What is being asked: Output the data that follows exactly, line for line.
===== Provided records
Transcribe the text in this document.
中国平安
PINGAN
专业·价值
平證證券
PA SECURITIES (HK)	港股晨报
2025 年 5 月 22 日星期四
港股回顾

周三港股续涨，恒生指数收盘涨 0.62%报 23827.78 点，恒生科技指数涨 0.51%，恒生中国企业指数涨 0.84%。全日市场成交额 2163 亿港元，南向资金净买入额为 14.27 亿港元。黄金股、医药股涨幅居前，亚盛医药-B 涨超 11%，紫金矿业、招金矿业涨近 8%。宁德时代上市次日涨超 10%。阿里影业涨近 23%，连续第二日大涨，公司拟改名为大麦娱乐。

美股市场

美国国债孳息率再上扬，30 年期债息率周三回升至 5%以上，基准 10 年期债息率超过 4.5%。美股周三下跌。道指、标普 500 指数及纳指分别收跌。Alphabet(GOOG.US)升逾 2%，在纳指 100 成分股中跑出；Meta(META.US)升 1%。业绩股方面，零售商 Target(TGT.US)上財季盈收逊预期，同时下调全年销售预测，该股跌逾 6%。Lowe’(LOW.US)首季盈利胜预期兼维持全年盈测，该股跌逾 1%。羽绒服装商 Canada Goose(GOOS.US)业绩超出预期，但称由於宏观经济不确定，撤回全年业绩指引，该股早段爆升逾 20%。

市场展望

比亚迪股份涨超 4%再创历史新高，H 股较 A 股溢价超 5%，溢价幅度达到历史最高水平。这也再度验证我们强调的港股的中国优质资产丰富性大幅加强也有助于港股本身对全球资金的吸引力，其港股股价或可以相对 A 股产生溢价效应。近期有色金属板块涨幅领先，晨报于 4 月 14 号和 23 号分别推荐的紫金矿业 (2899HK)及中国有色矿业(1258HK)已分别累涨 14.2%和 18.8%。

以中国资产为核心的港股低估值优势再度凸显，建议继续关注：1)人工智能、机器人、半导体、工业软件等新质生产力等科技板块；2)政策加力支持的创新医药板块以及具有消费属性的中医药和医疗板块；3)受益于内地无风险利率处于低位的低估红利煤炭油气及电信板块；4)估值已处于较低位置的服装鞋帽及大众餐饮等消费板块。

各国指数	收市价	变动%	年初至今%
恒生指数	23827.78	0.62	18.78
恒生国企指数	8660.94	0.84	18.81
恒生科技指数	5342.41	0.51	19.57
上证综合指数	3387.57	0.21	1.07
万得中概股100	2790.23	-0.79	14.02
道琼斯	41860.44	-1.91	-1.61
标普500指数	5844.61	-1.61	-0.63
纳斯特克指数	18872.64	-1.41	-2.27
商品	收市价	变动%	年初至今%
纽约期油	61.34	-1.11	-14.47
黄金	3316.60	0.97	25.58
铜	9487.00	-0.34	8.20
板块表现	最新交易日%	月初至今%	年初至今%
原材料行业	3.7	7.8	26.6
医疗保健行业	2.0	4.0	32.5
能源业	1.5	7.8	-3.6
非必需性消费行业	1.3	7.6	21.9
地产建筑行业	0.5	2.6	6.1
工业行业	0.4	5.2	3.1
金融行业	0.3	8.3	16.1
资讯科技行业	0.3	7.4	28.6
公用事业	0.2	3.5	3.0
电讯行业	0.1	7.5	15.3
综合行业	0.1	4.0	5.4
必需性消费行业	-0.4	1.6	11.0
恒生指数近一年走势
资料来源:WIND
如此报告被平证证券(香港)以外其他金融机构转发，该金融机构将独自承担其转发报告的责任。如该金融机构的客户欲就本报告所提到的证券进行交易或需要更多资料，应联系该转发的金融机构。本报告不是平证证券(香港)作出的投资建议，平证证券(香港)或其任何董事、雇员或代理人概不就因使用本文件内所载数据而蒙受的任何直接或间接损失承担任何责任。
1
==========
Answer in full:
Transcribe the text in this document.
中国平安
PINGAN
专业·价值
平證證券
PA SECURITIES (HK)	港股晨报
2025 年 5 月 22 日星期四
港股回顾

周三港股续涨，恒生指数收盘涨 0.62%报 23827.78 点，恒生科技指数涨 0.51%，恒生中国企业指数涨 0.84%。全日市场成交额 2163 亿港元，南向资金净买入额为 14.27 亿港元。黄金股、医药股涨幅居前，亚盛医药-B 涨超 11%，紫金矿业、招金矿业涨近 8%。宁德时代上市次日涨超 10%。阿里影业涨近 23%，连续第二日大涨，公司拟改名为大麦娱乐。

美股市场

美国国债孳息率再上扬，30 年期债息率周三回升至 5%以上，基准 10 年期债息率超过 4.5%。美股周三下跌。道指、标普 500 指数及纳指分别收跌。Alphabet(GOOG.US)升逾 2%，在纳指 100 成分股中跑出；Meta(META.US)升 1%。业绩股方面，零售商 Target(TGT.US)上財季盈收逊预期，同时下调全年销售预测，该股跌逾 6%。Lowe’(LOW.US)首季盈利胜预期兼维持全年盈测，该股跌逾 1%。羽绒服装商 Canada Goose(GOOS.US)业绩超出预期，但称由於宏观经济不确定，撤回全年业绩指引，该股早段爆升逾 20%。

市场展望

比亚迪股份涨超 4%再创历史新高，H 股较 A 股溢价超 5%，溢价幅度达到历史最高水平。这也再度验证我们强调的港股的中国优质资产丰富性大幅加强也有助于港股本身对全球资金的吸引力，其港股股价或可以相对 A 股产生溢价效应。近期有色金属板块涨幅领先，晨报于 4 月 14 号和 23 号分别推荐的紫金矿业 (2899HK)及中国有色矿业(1258HK)已分别累涨 14.2%和 18.8%。

以中国资产为核心的港股低估值优势再度凸显，建议继续关注：1)人工智能、机器人、半导体、工业软件等新质生产力等科技板块；2)政策加力支持的创新医药板块以及具有消费属性的中医药和医疗板块；3)受益于内地无风险利率处于低位的低估红利煤炭油气及电信板块；4)估值已处于较低位置的服装鞋帽及大众餐饮等消费板块。

各国指数	收市价	变动%	年初至今%
恒生指数	23827.78	0.62	18.78
恒生国企指数	8660.94	0.84	18.81
恒生科技指数	5342.41	0.51	19.57
上证综合指数	3387.57	0.21	1.07
万得中概股100	2790.23	-0.79	14.02
道琼斯	41860.44	-1.91	-1.61
标普500指数	5844.61	-1.61	-0.63
纳斯特克指数	18872.64	-1.41	-2.27
商品	收市价	变动%	年初至今%
纽约期油	61.34	-1.11	-14.47
黄金	3316.60	0.97	25.58
铜	9487.00	-0.34	8.20
板块表现	最新交易日%	月初至今%	年初至今%
原材料行业	3.7	7.8	26.6
医疗保健行业	2.0	4.0	32.5
能源业	1.5	7.8	-3.6
非必需性消费行业	1.3	7.6	21.9
地产建筑行业	0.5	2.6	6.1
工业行业	0.4	5.2	3.1
金融行业	0.3	8.3	16.1
资讯科技行业	0.3	7.4	28.6
公用事业	0.2	3.5	3.0
电讯行业	0.1	7.5	15.3
综合行业	0.1	4.0	5.4
必需性消费行业	-0.4	1.6	11.0
恒生指数近一年走势
资料来源:WIND
如此报告被平证证券(香港)以外其他金融机构转发，该金融机构将独自承担其转发报告的责任。如该金融机构的客户欲就本报告所提到的证券进行交易或需要更多资料，应联系该转发的金融机构。本报告不是平证证券(香港)作出的投资建议，平证证券(香港)或其任何董事、雇员或代理人概不就因使用本文件内所载数据而蒙受的任何直接或间接损失承担任何责任。
1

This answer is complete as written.